_What to produce_:
Select the lines of the records containing the word "color" and list them.

Extracted data start

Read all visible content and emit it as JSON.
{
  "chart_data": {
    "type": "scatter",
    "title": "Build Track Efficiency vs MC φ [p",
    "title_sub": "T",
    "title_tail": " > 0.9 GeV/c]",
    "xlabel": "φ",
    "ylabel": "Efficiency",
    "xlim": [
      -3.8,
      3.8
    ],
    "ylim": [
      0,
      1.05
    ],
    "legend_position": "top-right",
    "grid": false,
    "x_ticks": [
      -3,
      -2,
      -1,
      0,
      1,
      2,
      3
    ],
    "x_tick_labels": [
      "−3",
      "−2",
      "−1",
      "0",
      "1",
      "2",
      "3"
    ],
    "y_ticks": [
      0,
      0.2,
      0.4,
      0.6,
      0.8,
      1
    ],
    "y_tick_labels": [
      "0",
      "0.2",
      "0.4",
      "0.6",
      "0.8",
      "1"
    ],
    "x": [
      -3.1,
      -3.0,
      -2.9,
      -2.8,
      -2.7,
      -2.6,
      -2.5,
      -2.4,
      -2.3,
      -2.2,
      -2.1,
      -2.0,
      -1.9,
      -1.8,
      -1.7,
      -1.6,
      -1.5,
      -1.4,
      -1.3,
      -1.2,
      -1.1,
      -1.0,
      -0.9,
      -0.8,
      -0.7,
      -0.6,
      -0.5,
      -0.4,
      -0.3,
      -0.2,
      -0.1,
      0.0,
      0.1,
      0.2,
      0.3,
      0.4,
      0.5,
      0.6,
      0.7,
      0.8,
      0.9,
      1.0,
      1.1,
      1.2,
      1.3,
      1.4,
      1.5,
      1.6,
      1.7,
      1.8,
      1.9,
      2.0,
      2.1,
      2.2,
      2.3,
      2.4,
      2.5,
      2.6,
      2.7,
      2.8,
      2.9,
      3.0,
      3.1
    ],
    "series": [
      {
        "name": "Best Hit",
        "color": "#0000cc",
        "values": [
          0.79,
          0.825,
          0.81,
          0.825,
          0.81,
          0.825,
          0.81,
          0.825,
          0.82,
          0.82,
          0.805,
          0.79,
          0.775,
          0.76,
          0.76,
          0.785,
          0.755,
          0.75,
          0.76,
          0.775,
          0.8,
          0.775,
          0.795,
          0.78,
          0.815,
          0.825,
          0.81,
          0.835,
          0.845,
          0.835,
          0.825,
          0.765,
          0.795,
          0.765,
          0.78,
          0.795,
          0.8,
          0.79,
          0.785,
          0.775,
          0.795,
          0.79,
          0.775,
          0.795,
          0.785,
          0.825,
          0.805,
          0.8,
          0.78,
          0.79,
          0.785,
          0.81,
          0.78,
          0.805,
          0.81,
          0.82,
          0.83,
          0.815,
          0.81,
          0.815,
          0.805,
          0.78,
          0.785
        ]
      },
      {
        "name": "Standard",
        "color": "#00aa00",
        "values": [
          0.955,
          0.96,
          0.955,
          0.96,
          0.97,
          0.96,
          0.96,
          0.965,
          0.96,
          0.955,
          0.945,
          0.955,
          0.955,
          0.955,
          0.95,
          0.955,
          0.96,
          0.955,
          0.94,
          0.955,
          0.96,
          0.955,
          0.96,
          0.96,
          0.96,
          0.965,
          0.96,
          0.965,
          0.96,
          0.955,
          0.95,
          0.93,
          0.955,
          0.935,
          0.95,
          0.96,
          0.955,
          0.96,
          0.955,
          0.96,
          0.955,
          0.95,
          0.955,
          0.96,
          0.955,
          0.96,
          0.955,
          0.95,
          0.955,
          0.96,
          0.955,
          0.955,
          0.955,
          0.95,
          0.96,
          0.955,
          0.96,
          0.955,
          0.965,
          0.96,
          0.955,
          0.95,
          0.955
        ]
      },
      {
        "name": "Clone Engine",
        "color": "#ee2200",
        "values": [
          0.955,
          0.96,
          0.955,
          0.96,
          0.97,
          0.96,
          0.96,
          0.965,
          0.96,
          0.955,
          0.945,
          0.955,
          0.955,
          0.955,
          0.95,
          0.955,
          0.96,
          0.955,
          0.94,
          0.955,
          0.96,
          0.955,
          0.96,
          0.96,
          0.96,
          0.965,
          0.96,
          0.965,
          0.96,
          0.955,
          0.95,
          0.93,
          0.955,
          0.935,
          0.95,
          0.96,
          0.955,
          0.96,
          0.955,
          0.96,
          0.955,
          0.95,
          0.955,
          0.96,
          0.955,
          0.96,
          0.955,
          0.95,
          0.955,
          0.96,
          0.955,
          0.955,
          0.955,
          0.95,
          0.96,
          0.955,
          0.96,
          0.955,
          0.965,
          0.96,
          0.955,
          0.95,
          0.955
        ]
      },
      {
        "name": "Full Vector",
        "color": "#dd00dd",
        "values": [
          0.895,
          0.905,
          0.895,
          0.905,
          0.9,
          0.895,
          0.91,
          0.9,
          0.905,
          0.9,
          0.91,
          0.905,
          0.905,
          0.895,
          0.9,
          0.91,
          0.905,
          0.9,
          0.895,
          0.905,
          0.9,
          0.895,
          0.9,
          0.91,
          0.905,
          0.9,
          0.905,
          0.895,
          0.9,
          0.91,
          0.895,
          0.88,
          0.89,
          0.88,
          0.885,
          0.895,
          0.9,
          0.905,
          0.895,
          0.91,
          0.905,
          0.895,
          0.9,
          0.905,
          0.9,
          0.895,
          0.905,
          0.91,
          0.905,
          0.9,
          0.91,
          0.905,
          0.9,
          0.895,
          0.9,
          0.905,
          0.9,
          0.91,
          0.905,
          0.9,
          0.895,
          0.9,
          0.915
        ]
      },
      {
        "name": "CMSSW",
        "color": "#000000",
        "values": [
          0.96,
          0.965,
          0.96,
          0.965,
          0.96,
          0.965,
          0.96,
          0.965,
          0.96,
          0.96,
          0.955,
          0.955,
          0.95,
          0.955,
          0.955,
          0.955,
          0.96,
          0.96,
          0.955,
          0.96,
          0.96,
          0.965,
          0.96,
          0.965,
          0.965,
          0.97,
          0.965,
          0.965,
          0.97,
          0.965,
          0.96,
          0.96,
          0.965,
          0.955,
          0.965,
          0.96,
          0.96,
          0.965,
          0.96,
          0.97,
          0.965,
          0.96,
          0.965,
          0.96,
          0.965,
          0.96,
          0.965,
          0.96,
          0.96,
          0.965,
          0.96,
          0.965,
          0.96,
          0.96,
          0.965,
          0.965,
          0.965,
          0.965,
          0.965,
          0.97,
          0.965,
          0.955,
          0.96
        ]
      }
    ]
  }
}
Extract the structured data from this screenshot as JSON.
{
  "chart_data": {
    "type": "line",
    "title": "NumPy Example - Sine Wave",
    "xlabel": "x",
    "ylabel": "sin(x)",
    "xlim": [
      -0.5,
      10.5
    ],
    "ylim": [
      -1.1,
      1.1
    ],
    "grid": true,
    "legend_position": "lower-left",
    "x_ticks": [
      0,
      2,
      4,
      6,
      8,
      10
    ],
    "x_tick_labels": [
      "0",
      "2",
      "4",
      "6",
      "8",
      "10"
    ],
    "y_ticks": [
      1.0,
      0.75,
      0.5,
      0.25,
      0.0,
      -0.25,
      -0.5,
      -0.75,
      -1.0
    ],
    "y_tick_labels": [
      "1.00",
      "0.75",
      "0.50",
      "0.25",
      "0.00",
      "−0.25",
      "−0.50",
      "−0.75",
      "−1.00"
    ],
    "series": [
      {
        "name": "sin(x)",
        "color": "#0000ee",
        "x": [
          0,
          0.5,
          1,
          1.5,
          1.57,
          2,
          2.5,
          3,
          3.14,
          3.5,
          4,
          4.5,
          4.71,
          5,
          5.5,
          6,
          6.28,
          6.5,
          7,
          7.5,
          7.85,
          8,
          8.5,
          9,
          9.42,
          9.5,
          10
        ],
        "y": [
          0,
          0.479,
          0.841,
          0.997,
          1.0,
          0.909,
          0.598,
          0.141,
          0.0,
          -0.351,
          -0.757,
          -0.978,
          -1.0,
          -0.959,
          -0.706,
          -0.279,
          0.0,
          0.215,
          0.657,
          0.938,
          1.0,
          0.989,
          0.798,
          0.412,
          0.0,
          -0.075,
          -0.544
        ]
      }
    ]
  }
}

Extracted data end

_Correct response_:
        "color": "#0000cc",
        "color": "#00aa00",
        "color": "#ee2200",
        "color": "#dd00dd",
        "color": "#000000",
        "color": "#0000ee",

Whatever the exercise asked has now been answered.